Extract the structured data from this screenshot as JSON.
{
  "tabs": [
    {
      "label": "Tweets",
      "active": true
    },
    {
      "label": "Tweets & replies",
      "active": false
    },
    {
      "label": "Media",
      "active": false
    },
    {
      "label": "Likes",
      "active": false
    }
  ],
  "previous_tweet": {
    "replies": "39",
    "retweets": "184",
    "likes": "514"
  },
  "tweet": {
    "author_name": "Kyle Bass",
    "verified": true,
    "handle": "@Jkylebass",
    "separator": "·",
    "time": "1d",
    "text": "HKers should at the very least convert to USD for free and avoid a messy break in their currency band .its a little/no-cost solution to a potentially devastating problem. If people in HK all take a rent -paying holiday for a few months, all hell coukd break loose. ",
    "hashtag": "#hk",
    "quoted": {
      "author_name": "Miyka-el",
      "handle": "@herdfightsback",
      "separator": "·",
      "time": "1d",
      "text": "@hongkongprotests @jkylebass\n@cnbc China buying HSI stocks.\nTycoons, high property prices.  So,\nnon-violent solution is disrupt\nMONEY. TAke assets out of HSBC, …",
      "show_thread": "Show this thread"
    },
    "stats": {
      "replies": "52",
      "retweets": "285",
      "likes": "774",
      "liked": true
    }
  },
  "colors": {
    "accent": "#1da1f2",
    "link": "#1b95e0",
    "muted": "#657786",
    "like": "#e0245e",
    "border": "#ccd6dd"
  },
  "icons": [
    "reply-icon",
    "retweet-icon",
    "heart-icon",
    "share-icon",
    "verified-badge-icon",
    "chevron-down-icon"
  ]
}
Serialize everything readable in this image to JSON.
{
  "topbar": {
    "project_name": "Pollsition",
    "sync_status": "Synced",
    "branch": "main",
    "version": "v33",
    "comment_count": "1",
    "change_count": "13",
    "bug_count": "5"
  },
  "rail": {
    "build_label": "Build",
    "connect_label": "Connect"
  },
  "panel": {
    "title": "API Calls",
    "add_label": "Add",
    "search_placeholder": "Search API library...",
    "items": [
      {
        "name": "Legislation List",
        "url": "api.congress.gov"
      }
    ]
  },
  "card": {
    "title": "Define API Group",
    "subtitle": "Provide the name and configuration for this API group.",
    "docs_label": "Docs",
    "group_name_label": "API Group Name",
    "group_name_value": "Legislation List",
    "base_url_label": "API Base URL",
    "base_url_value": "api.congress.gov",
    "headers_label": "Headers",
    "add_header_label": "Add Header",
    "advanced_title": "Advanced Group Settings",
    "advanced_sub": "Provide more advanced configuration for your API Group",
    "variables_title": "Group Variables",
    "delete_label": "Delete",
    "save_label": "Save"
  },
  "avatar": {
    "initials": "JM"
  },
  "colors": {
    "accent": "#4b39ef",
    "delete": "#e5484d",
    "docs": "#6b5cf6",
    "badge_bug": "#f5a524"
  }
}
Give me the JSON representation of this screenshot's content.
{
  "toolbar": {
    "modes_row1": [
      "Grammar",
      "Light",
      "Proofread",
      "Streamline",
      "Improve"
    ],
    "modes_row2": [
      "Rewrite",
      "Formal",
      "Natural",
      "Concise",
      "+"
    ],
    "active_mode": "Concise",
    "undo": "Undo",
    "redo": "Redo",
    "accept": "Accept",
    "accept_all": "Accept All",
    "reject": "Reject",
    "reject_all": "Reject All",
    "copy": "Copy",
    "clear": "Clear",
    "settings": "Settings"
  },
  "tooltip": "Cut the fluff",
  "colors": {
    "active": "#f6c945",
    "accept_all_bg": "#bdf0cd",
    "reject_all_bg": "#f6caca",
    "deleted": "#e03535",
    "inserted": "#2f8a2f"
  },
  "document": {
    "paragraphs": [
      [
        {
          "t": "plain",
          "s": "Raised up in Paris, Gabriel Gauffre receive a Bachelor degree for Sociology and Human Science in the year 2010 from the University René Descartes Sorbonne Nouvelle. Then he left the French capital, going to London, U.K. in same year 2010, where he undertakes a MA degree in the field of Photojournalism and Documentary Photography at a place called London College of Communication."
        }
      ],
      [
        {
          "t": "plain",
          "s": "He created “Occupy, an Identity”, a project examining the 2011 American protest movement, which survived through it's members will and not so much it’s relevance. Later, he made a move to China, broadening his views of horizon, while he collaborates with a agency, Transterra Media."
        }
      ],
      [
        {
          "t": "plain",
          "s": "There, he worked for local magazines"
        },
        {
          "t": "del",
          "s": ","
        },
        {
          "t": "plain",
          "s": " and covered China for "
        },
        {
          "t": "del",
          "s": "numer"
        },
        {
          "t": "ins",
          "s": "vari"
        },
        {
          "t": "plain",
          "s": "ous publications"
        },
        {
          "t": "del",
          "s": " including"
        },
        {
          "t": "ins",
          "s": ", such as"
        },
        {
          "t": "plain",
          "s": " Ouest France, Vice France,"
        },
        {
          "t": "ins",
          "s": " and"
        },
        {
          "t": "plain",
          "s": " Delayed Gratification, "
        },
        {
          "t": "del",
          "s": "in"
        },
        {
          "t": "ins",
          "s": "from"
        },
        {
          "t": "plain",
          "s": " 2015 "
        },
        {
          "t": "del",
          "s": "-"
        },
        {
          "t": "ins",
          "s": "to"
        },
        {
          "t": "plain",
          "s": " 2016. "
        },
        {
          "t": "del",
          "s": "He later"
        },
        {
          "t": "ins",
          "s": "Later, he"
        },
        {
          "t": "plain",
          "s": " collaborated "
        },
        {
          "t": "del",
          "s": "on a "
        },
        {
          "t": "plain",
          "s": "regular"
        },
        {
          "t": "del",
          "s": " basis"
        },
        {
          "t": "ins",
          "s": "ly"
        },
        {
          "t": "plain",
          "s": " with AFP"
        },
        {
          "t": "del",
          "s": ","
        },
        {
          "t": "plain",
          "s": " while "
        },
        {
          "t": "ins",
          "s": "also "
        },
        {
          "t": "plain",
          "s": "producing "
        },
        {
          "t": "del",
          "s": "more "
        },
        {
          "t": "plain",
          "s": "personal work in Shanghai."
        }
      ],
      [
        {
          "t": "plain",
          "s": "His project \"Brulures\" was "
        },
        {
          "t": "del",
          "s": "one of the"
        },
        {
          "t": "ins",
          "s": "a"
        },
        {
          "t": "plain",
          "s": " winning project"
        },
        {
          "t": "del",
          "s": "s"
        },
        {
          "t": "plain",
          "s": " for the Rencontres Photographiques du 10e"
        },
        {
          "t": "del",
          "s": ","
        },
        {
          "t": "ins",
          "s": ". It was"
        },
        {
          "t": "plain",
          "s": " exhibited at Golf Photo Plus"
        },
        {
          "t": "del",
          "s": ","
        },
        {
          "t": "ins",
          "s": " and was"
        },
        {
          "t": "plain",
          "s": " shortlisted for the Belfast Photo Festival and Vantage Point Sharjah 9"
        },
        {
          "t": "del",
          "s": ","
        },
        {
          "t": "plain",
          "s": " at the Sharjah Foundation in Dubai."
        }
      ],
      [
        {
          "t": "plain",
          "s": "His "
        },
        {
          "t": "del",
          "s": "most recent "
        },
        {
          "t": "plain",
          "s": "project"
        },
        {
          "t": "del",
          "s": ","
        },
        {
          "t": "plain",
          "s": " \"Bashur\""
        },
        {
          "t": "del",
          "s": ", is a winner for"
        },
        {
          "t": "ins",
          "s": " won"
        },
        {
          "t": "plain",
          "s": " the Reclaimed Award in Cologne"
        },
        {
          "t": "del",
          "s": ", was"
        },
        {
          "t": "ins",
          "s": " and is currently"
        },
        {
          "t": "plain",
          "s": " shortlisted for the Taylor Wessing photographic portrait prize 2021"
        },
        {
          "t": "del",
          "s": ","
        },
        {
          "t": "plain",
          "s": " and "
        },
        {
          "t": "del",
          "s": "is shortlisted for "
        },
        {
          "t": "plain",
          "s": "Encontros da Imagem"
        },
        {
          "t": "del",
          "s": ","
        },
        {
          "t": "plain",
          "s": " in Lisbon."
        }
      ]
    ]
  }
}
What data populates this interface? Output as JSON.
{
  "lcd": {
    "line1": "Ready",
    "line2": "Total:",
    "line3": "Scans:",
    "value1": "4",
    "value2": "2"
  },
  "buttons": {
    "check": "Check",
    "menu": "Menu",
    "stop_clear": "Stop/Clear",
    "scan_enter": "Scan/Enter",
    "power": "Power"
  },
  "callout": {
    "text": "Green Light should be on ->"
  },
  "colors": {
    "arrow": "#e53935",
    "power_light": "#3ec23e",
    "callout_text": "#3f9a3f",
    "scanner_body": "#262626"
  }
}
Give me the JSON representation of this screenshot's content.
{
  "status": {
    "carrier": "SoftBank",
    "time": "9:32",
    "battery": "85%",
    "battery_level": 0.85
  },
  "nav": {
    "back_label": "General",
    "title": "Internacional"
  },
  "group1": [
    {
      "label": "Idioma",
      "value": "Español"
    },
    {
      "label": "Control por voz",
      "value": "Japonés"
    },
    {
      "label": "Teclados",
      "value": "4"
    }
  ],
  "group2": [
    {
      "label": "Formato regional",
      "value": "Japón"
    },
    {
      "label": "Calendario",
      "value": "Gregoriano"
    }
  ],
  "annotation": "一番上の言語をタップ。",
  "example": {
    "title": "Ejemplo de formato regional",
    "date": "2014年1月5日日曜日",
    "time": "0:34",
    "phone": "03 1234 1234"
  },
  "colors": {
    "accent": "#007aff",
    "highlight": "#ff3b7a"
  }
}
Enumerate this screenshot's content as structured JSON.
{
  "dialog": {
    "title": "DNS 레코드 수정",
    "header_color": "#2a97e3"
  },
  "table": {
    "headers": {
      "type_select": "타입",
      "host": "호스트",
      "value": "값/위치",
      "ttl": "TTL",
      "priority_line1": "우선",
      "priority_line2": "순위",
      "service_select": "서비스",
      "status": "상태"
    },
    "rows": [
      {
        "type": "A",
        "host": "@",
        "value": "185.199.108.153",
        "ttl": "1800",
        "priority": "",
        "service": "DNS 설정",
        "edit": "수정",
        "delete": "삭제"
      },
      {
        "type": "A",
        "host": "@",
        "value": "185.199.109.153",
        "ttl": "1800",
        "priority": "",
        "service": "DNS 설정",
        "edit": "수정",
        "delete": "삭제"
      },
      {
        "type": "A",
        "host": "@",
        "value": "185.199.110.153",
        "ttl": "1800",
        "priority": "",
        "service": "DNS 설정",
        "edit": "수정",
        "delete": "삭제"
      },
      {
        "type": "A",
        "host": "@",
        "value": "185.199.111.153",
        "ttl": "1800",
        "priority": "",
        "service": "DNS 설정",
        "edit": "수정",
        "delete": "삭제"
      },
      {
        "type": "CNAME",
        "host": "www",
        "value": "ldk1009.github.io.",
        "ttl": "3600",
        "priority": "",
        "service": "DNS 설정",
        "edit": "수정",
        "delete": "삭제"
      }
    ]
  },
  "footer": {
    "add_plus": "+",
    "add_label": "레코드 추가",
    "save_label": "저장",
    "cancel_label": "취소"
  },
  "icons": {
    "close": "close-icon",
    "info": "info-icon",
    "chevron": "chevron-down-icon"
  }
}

**Problem details**
Copy each line of the data that contains the word "replies".

**Answer**
      "label": "Tweets & replies",
    "replies": "39",
      "replies": "52",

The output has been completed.